> _ИСХОДНЫЙ ДОКУМЕНТ_

· · ·

Есть, конечно, и сегодня прекрасные актеры, но той степени восхищения, почтения, с которой к своим педагогам я относился, они уже не вызовут, то есть повторения не будет, как и та Школа-студия МХАТ, в которой учился, уже не вернется. Ее больше нет, и нет тех людей, просто я помню о них и не забуду столько, сколько мне дано сроку на этой земле, однако повторить это или компенсировать уже невозможно.
— Многие ваши коллеги очень трепетно к разным регалиям относятся, мечтают: вот я заслуженным стану, потом народным, — как будто это уровень артиста или его финансовое положение определяет. Я, признаюсь, еще большим уважением к вам проникся, когда вы заявили, что званий у вас нет и вам они совершенно не нужны, — более того, предложили их как пережитки прошлого отменить. Это осознанная позиция?

· · ·

> _ИЗВЛЕЧЕННЫЙ МАТЕРИАЛ_

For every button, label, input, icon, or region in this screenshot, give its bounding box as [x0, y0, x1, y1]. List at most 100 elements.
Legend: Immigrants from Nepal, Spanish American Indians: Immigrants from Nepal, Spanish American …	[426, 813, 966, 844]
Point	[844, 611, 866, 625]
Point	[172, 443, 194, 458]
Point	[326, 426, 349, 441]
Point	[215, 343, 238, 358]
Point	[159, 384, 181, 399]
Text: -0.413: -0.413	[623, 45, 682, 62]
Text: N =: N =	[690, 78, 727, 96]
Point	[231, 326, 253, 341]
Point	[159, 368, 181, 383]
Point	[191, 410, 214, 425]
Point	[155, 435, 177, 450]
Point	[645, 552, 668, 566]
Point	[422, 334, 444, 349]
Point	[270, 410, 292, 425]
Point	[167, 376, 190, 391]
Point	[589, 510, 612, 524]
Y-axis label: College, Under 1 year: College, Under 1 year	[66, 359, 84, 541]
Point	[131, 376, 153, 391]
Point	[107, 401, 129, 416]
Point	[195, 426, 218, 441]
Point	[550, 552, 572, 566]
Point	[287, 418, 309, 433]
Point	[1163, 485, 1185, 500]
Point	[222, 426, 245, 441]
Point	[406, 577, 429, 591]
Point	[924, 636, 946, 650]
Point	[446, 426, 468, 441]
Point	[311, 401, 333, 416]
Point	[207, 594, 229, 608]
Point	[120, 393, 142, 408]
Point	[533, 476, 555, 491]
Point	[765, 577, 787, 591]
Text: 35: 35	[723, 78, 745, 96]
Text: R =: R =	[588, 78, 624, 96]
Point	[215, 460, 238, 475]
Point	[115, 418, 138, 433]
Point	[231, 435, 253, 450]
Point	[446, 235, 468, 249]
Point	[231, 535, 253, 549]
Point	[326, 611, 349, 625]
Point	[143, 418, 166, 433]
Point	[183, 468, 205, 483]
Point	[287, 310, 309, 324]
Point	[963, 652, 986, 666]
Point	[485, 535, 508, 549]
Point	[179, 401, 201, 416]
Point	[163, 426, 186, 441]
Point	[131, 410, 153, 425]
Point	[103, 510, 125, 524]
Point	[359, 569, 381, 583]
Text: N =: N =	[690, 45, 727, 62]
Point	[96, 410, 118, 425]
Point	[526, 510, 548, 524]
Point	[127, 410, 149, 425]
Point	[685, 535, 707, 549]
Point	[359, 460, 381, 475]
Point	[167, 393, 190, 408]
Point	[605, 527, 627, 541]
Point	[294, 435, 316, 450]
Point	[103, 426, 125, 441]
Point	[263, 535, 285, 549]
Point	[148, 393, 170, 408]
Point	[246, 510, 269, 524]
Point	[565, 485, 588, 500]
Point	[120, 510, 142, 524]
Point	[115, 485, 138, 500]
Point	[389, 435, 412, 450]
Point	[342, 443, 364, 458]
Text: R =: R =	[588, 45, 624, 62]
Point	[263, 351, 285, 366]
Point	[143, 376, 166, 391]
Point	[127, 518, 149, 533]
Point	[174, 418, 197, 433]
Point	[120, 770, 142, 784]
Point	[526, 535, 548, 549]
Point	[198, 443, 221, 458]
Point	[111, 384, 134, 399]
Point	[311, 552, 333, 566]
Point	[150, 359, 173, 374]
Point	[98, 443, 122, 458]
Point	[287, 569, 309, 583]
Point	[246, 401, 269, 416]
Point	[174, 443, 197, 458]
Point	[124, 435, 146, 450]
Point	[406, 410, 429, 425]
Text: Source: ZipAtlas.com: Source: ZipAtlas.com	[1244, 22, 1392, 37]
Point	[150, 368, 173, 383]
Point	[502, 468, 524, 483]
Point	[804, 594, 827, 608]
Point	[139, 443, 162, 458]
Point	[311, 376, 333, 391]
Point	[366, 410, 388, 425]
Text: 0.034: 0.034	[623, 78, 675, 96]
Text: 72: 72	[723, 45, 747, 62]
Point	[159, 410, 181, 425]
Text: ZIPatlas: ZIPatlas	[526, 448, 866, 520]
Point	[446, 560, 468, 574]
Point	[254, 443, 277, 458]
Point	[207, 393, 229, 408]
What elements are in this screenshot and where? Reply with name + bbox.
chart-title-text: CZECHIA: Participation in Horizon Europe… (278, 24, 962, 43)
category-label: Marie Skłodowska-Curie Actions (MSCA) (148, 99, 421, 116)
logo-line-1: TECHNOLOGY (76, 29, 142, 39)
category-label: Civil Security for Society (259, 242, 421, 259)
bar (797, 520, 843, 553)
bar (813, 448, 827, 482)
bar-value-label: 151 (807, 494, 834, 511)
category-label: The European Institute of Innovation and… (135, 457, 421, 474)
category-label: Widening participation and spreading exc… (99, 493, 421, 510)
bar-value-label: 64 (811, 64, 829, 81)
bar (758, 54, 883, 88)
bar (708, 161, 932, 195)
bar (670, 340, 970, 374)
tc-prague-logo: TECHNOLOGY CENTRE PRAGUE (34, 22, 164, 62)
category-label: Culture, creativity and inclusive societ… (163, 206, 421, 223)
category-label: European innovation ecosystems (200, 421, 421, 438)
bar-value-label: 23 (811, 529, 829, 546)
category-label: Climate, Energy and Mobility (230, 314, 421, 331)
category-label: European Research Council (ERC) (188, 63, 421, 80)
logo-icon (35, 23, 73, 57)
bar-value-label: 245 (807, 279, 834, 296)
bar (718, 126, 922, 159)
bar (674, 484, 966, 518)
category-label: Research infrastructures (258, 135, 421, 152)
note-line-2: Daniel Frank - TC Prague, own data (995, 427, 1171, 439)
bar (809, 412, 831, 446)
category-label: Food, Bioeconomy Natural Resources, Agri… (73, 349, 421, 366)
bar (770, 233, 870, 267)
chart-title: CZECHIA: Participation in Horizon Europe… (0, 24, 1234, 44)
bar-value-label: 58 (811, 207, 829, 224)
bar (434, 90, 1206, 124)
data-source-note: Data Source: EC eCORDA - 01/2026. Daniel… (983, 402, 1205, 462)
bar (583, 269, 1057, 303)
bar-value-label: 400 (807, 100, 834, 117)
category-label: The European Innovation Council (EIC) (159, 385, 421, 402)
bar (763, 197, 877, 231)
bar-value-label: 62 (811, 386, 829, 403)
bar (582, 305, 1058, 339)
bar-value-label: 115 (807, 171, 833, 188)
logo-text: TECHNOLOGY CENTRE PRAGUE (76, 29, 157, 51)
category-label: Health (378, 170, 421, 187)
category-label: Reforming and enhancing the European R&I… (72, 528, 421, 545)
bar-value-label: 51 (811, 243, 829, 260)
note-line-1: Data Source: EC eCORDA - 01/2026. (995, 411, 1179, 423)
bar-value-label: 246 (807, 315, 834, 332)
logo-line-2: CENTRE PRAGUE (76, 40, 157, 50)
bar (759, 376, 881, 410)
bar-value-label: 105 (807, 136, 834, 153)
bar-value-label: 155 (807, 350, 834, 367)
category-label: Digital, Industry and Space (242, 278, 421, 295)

· · ·

> _КОРОТКАЯ ЗАДАЧА 1_
Перепишите фрагмент интервью, который начинается со слов «Есть, конечно, и» и заканчивается словами «Это осознанная позиция?», заменив «регалиям» на «наградам».
> _КОРОТКАЯ ЗАДАЧА 2_
Напишите продолжение интервью об учебе в Школе-студии МХАТ и актерских званиях, начиная сразу после его последней фразы.
Материал существует отдельно от интервью и с ним не связан.

> _ОТВЕТ НА ЗАДАНИЕ 1_
Есть, конечно, и сегодня прекрасные актеры, но той степени восхищения, почтения, с которой к своим педагогам я относился, они уже не вызовут, то есть повторения не будет, как и та Школа-студия МХАТ, в которой учился, уже не вернется. Ее больше нет, и нет тех людей, просто я помню о них и не забуду столько, сколько мне дано сроку на этой земле, однако повторить это или компенсировать уже невозможно.
— Многие ваши коллеги очень трепетно к разным наградам относятся, мечтают: вот я заслуженным стану, потом народным, — как будто это уровень артиста или его финансовое положение определяет. Я, признаюсь, еще большим уважением к вам проникся, когда вы заявили, что званий у вас нет и вам они совершенно не нужны, — более того, предложили их как пережитки прошлого отменить. Это осознанная позиция?

> _ОТВЕТ НА ЗАДАНИЕ 2_
— Да, причем не сегодня, а очень и очень давно возникшая, когда я был еще не самым востребованным артистом и мне никто этих званий не предлагал. Я просто считаю, что чины и звания людям непонятно как и по каким критериям часто даются — ну, мы с этим знакомы. Вообще, квалифицировать артиста по каким-то биркам на пиджаке глупо...
— ...и унизительно...
— Это во-первых, а во-вторых, присваивают звания по некой разнарядке, то есть какие-то чиновники решают, дадут или не дадут. Когда-то давно были попытки за какую-то картину на Государственную премию меня выдвинуть. Мне позвонили: «Ну, вы давайте-ка...». — «Чего давать-то?» — спросил. «Сдайте то-то, то-то и фотографии». Я: «У меня нет». — «Не сдадите фотографии — не будет у вас премии» — вот на таком уровне...
Не помню уже, сдал бумажки те или нет, не в этом дело... Понимаете, меня сам подход резанул: фотографий не будет — не будет и Госпремии. Какие-то странные взаимоотношения чиновника с артистом, хотя многие мои коллеги очень охотно на это идут...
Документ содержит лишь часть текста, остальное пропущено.